Data entries
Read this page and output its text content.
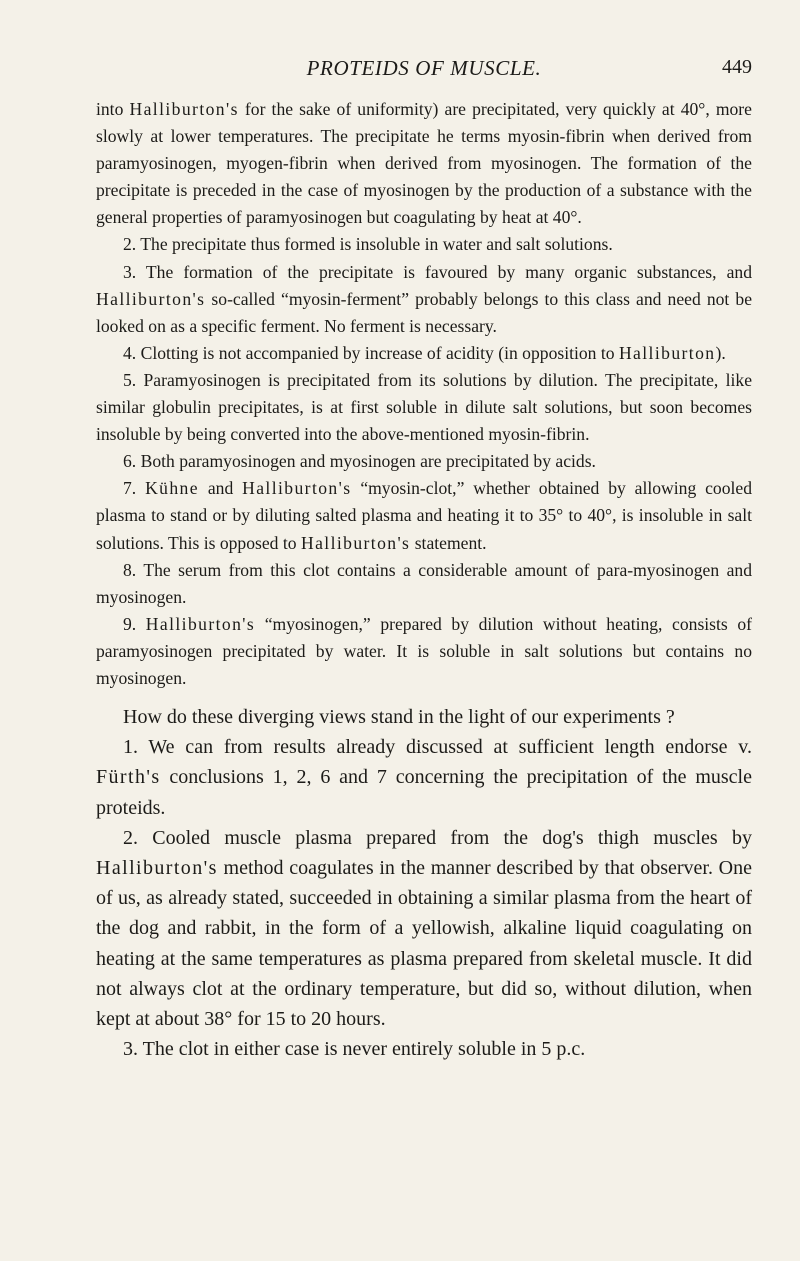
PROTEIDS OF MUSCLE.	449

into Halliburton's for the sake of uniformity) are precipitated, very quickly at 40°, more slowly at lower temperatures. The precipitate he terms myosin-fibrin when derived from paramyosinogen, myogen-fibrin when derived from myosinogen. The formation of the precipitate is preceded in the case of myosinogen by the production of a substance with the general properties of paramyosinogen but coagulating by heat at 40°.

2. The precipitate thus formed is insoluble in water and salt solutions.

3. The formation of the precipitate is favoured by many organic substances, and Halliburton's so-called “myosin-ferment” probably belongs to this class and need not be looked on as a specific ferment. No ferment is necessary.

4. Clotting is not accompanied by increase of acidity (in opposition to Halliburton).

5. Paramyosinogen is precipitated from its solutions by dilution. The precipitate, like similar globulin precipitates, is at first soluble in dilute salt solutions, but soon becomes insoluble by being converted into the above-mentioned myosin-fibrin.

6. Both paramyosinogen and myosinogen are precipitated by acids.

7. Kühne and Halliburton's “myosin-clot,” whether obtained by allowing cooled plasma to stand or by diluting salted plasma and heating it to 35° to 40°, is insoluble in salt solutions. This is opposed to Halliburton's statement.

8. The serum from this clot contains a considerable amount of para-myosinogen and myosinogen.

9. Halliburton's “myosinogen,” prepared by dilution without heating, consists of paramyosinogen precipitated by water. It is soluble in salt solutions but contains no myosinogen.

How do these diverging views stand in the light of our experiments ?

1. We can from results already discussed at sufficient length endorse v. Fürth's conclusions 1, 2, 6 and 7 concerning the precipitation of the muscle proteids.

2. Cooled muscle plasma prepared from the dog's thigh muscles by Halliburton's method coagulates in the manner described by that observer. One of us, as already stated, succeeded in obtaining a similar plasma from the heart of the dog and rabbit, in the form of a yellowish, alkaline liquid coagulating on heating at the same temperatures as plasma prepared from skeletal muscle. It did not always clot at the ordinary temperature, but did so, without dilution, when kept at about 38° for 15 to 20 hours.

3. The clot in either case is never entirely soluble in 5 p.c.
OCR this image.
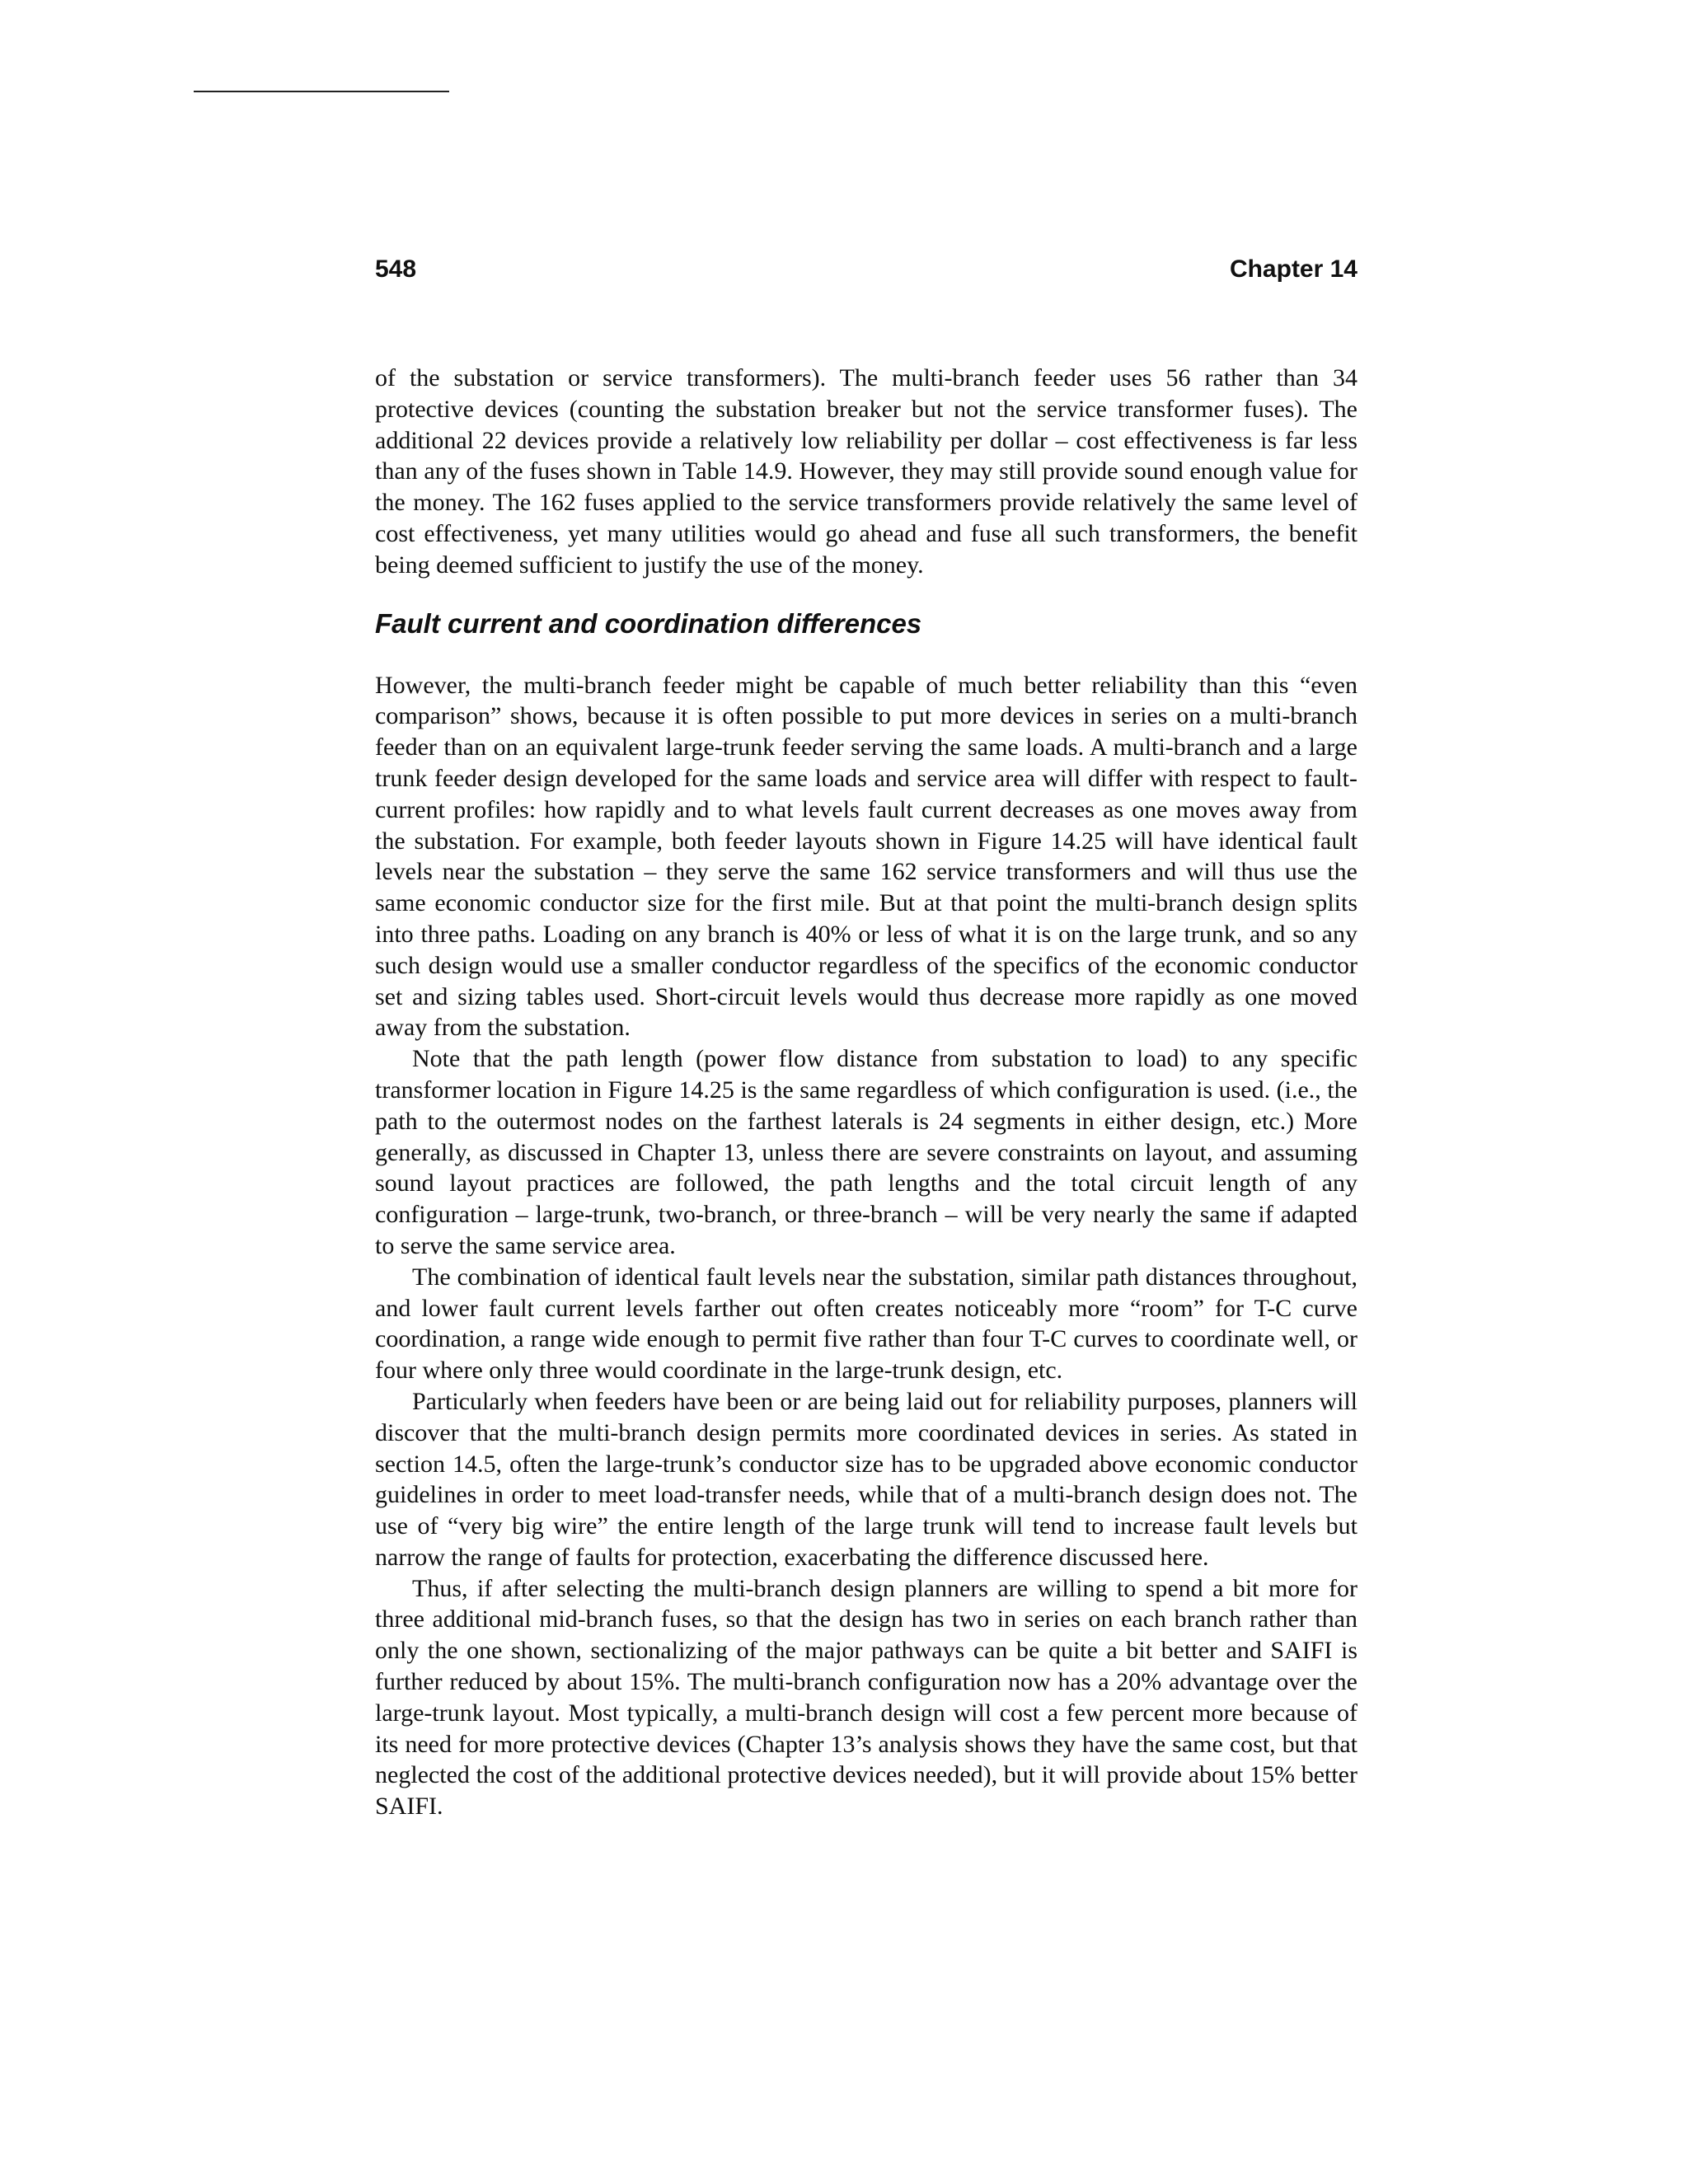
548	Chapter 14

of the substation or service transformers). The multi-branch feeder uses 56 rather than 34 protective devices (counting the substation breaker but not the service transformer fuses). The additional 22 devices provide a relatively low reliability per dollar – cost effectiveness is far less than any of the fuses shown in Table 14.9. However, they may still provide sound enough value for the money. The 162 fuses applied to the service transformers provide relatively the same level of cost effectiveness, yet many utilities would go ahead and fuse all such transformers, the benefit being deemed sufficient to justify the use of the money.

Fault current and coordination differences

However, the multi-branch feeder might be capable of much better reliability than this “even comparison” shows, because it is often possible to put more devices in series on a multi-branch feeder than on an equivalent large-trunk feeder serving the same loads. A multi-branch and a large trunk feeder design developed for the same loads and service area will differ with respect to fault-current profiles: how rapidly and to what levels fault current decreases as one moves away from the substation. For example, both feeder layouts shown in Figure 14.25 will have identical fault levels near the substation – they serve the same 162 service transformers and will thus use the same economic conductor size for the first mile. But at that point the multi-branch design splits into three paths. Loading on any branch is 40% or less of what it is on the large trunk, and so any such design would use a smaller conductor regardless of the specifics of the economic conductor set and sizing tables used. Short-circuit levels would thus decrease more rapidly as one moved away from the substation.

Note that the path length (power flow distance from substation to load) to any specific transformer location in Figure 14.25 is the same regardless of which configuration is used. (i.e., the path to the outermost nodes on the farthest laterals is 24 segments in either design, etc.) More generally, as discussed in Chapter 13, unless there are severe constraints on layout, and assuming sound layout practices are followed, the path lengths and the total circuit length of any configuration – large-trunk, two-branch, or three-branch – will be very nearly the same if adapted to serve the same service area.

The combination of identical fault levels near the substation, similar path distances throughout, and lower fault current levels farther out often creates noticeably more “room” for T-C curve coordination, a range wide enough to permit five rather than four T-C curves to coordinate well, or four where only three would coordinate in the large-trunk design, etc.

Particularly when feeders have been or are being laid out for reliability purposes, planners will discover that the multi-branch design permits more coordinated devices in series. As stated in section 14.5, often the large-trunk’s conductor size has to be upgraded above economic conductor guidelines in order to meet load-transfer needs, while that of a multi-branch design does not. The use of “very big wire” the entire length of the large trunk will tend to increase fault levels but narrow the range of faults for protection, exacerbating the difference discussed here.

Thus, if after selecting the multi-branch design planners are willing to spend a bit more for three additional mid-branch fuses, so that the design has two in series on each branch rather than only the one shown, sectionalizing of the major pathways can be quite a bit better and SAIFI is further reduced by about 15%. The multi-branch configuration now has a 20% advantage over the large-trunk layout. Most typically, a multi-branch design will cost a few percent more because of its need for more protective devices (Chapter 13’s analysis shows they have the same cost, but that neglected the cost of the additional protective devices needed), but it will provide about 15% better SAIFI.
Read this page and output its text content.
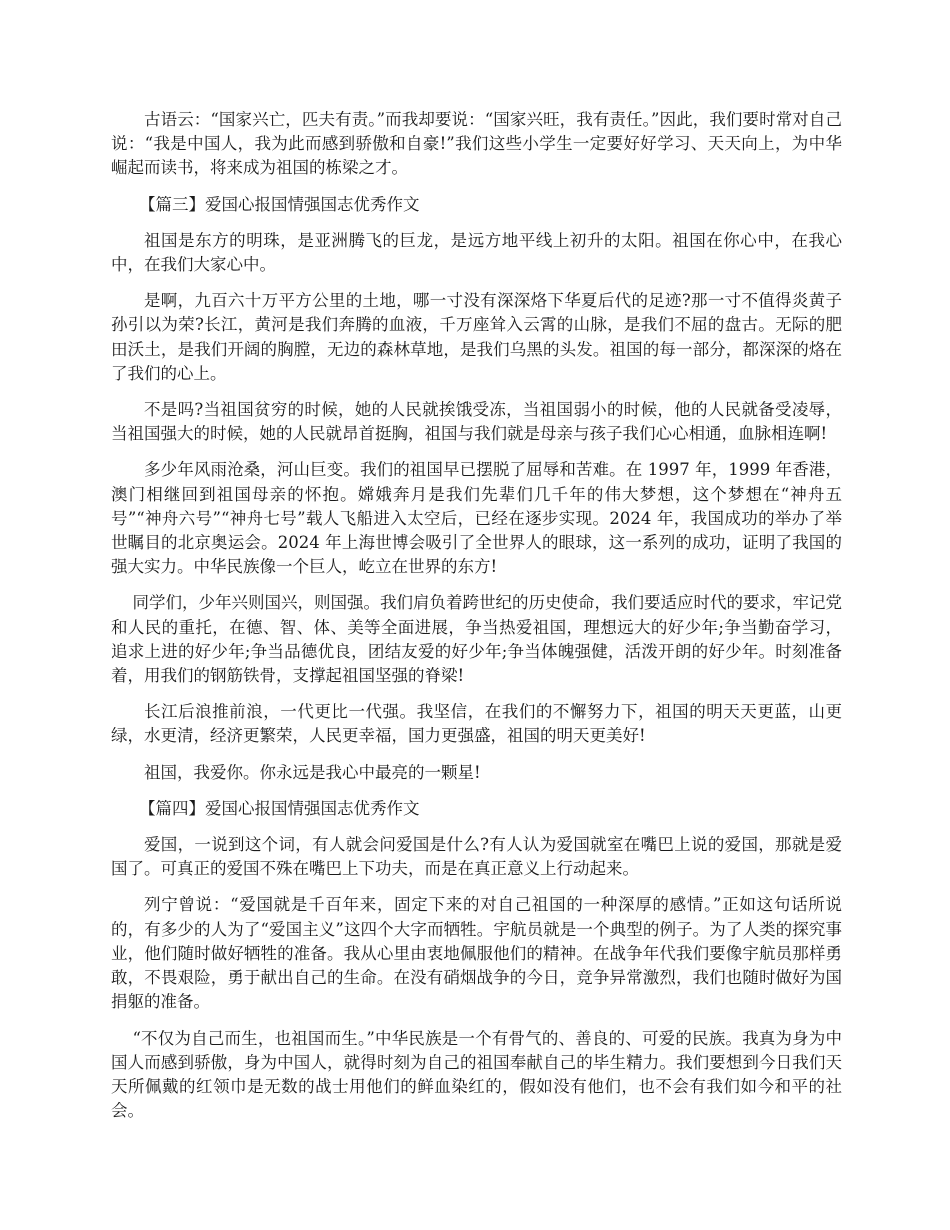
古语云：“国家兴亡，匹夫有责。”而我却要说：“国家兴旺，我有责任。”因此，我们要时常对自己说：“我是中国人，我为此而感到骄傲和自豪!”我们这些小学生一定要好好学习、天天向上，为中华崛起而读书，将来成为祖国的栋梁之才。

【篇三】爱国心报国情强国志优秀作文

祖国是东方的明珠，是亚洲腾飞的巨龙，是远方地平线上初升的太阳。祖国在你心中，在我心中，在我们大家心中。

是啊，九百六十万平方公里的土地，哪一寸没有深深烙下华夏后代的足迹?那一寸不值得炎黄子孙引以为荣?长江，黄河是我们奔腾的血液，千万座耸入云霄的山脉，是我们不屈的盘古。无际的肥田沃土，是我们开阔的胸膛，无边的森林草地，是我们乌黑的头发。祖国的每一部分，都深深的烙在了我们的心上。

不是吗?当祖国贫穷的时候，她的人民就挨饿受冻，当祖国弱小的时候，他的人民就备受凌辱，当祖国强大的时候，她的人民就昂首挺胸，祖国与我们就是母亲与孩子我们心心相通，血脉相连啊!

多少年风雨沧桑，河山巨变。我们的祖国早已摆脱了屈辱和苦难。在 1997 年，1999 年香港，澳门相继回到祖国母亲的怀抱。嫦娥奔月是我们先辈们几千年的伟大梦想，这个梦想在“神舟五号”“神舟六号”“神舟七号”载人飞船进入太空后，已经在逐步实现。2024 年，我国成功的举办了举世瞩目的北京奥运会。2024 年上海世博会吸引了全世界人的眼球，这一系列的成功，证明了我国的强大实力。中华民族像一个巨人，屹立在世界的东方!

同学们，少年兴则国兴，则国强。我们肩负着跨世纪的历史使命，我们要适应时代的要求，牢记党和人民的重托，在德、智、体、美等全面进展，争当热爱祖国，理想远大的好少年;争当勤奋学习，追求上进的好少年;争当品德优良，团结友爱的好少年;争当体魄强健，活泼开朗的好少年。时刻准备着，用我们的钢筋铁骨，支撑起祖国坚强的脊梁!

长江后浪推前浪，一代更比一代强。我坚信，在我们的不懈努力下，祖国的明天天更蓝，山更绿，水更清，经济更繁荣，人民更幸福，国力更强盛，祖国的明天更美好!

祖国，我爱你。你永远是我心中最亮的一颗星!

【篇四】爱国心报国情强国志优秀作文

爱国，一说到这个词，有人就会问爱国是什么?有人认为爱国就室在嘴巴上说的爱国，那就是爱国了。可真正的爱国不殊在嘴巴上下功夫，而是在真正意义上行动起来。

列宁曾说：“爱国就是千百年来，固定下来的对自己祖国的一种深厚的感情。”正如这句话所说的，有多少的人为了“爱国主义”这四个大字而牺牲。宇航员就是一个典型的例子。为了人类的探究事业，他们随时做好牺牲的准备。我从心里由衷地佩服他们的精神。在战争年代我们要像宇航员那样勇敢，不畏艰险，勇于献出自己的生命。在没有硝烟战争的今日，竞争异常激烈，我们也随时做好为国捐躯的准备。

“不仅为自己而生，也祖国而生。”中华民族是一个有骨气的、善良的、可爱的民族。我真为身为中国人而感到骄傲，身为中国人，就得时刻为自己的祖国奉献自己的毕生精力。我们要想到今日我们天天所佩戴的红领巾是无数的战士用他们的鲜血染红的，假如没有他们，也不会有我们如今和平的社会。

*Written request:*
Locate and copy each line in the data above that includes the word "many".

*Response:*
3. The formation of the precipitate is favoured by many organic substances, and Halliburton's so-called “myosin-ferment” probably belongs to this class and need not be looked on as a specific ferment. No ferment is necessary.
of the substation or service transformers). The multi-branch feeder uses 56 rather than 34 protective devices (counting the substation breaker but not the service transformer fuses). The additional 22 devices provide a relatively low reliability per dollar – cost effectiveness is far less than any of the fuses shown in Table 14.9. However, they may still provide sound enough value for the money. The 162 fuses applied to the service transformers provide relatively the same level of cost effectiveness, yet many utilities would go ahead and fuse all such transformers, the benefit being deemed sufficient to justify the use of the money.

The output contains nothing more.